▶ **Task to complete**
Check each line of the material. Copy those containing "this".

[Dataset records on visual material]

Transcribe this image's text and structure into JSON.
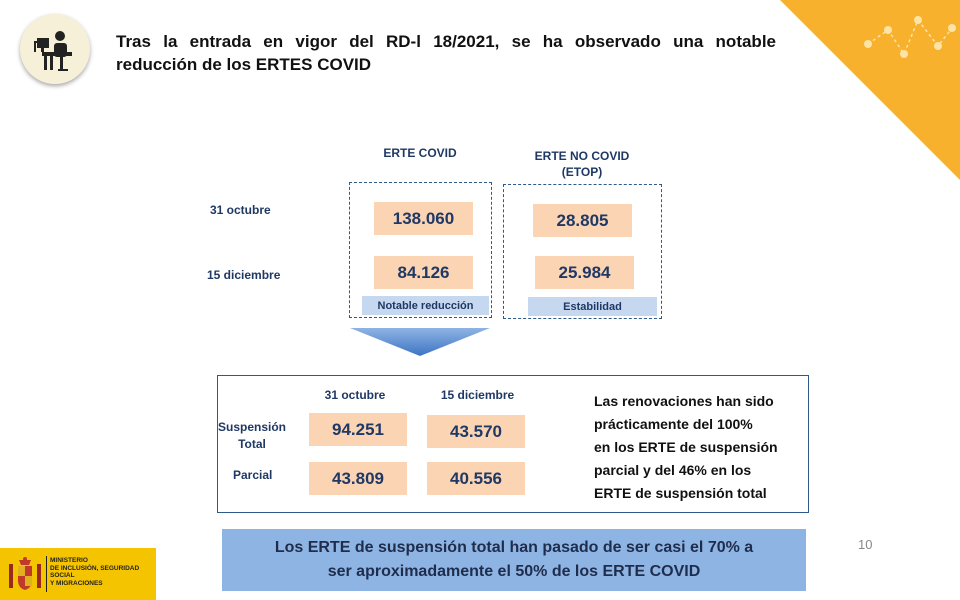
{
  "header": {
    "title_line1": "Tras la entrada en vigor del RD-l 18/2021, se ha observado una notable",
    "title_line2": "reducción de los ERTES COVID",
    "icon": "person-at-desk-icon"
  },
  "top": {
    "col_covid": "ERTE COVID",
    "col_nocovid_line1": "ERTE NO COVID",
    "col_nocovid_line2": "(ETOP)",
    "rows": [
      "31 octubre",
      "15 diciembre"
    ],
    "covid_values": [
      "138.060",
      "84.126"
    ],
    "nocovid_values": [
      "28.805",
      "25.984"
    ],
    "covid_tag": "Notable reducción",
    "nocovid_tag": "Estabilidad"
  },
  "bottom": {
    "col1": "31 octubre",
    "col2": "15 diciembre",
    "row1_line1": "Suspensión",
    "row1_line2": "Total",
    "row2": "Parcial",
    "total_values": [
      "94.251",
      "43.570"
    ],
    "parcial_values": [
      "43.809",
      "40.556"
    ],
    "note_lines": [
      "Las renovaciones han sido",
      "prácticamente del 100%",
      "en los ERTE de suspensión",
      "parcial y del 46% en los",
      "ERTE de suspensión total"
    ]
  },
  "band": {
    "line1": "Los ERTE de suspensión total han pasado de ser casi el 70% a",
    "line2": "ser aproximadamente  el 50% de los ERTE COVID"
  },
  "page_number": "10",
  "logo": {
    "line1": "MINISTERIO",
    "line2": "DE INCLUSIÓN, SEGURIDAD SOCIAL",
    "line3": "Y MIGRACIONES",
    "emblem": "coat-of-arms-icon"
  },
  "colors": {
    "value_fill": "#fbd4b4",
    "tag_fill": "#c6d7f0",
    "band_fill": "#8eb4e3",
    "accent_orange": "#f7b12d",
    "logo_yellow": "#f5c400"
  }
}
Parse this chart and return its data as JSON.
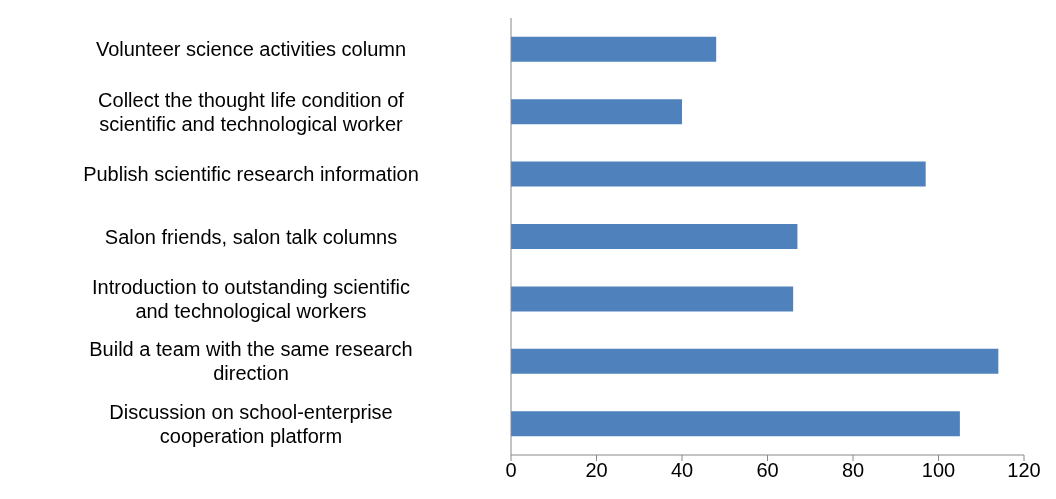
{
  "chart_data": {
    "type": "bar",
    "orientation": "horizontal",
    "categories": [
      "Volunteer science activities column",
      "Collect the thought life condition of scientific and technological worker",
      "Publish scientific research information",
      "Salon friends, salon talk columns",
      "Introduction to outstanding scientific and technological workers",
      "Build a team with the same research direction",
      "Discussion on school-enterprise cooperation platform"
    ],
    "values": [
      48,
      40,
      97,
      67,
      66,
      114,
      105
    ],
    "color": "#4f81bd",
    "xlim": [
      0,
      120
    ],
    "xticks": [
      0,
      20,
      40,
      60,
      80,
      100,
      120
    ],
    "grid": false,
    "legend": false
  }
}
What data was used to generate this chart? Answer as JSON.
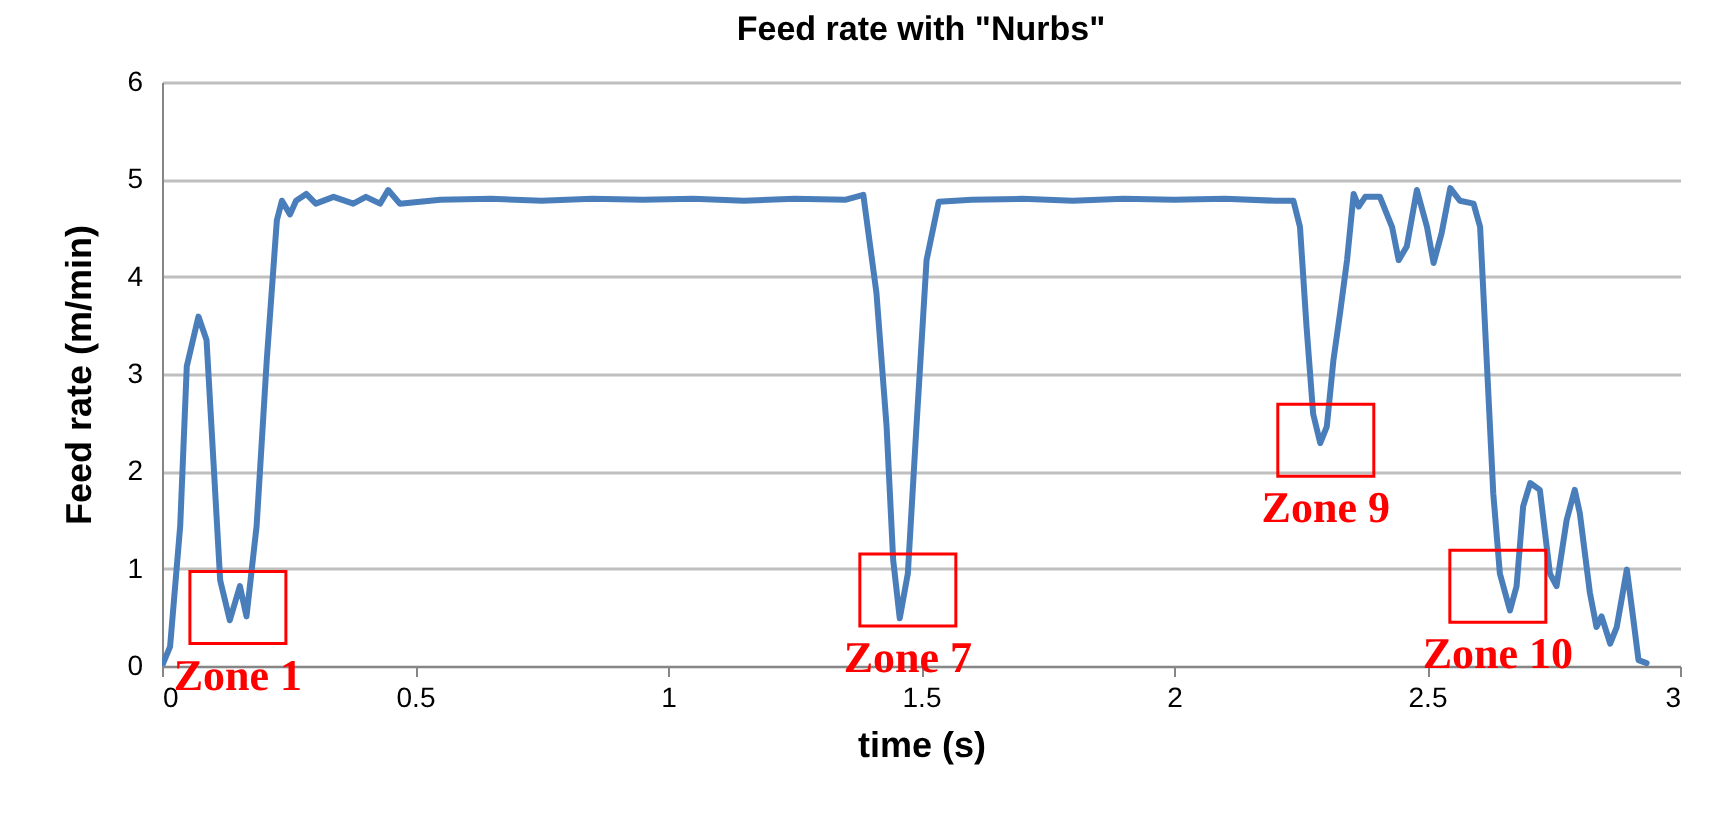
{
  "chart_data": {
    "type": "line",
    "title": "Feed rate with \"Nurbs\"",
    "xlabel": "time (s)",
    "ylabel": "Feed rate (m/min)",
    "xlim": [
      0,
      3
    ],
    "xticks": [
      0,
      0.5,
      1,
      1.5,
      2,
      2.5,
      3
    ],
    "ylim": [
      0,
      6
    ],
    "yticks": [
      0,
      1,
      2,
      3,
      4,
      5,
      6
    ],
    "grid": "y",
    "legend": false,
    "marker": "none",
    "line_style": "solid",
    "annotations": [
      {
        "text": "Zone 1",
        "x": 0.15,
        "y": 0.6
      },
      {
        "text": "Zone 7",
        "x": 1.474,
        "y": 0.78
      },
      {
        "text": "Zone 9",
        "x": 2.3,
        "y": 2.32
      },
      {
        "text": "Zone 10",
        "x": 2.64,
        "y": 0.82
      }
    ],
    "series": [
      {
        "color": "#4a7ebb",
        "x": [
          0,
          0.016,
          0.036,
          0.049,
          0.072,
          0.088,
          0.115,
          0.134,
          0.154,
          0.167,
          0.187,
          0.207,
          0.227,
          0.237,
          0.253,
          0.265,
          0.285,
          0.304,
          0.339,
          0.378,
          0.403,
          0.431,
          0.447,
          0.47,
          0.55,
          0.65,
          0.75,
          0.85,
          0.95,
          1.05,
          1.15,
          1.25,
          1.35,
          1.386,
          1.412,
          1.432,
          1.445,
          1.458,
          1.474,
          1.491,
          1.511,
          1.535,
          1.6,
          1.7,
          1.8,
          1.9,
          2.0,
          2.1,
          2.2,
          2.236,
          2.249,
          2.262,
          2.275,
          2.289,
          2.302,
          2.315,
          2.328,
          2.342,
          2.355,
          2.365,
          2.378,
          2.407,
          2.431,
          2.444,
          2.46,
          2.48,
          2.5,
          2.513,
          2.529,
          2.546,
          2.565,
          2.592,
          2.605,
          2.618,
          2.631,
          2.644,
          2.664,
          2.677,
          2.69,
          2.704,
          2.723,
          2.743,
          2.756,
          2.776,
          2.792,
          2.802,
          2.822,
          2.835,
          2.845,
          2.862,
          2.875,
          2.895,
          2.908,
          2.918,
          2.934
        ],
        "values": [
          0,
          0.2,
          1.44,
          3.08,
          3.59,
          3.35,
          0.88,
          0.47,
          0.82,
          0.51,
          1.44,
          3.14,
          4.58,
          4.78,
          4.64,
          4.78,
          4.85,
          4.75,
          4.82,
          4.75,
          4.82,
          4.75,
          4.89,
          4.75,
          4.79,
          4.8,
          4.78,
          4.8,
          4.79,
          4.8,
          4.78,
          4.8,
          4.79,
          4.84,
          3.83,
          2.46,
          1.09,
          0.49,
          0.95,
          2.46,
          4.17,
          4.77,
          4.79,
          4.8,
          4.78,
          4.8,
          4.79,
          4.8,
          4.78,
          4.78,
          4.51,
          3.48,
          2.59,
          2.29,
          2.46,
          3.14,
          3.62,
          4.17,
          4.85,
          4.72,
          4.82,
          4.82,
          4.51,
          4.17,
          4.31,
          4.89,
          4.51,
          4.14,
          4.45,
          4.91,
          4.78,
          4.75,
          4.51,
          3.14,
          1.77,
          0.95,
          0.57,
          0.82,
          1.64,
          1.88,
          1.81,
          0.95,
          0.82,
          1.5,
          1.81,
          1.57,
          0.75,
          0.4,
          0.51,
          0.23,
          0.4,
          0.99,
          0.47,
          0.06,
          0.03
        ]
      }
    ]
  }
}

▶ **Written answer**
Transcribe this image's text and structure into JSON.
Parse this chart and return its data as JSON.
What data was used to generate this chart? Answer as JSON.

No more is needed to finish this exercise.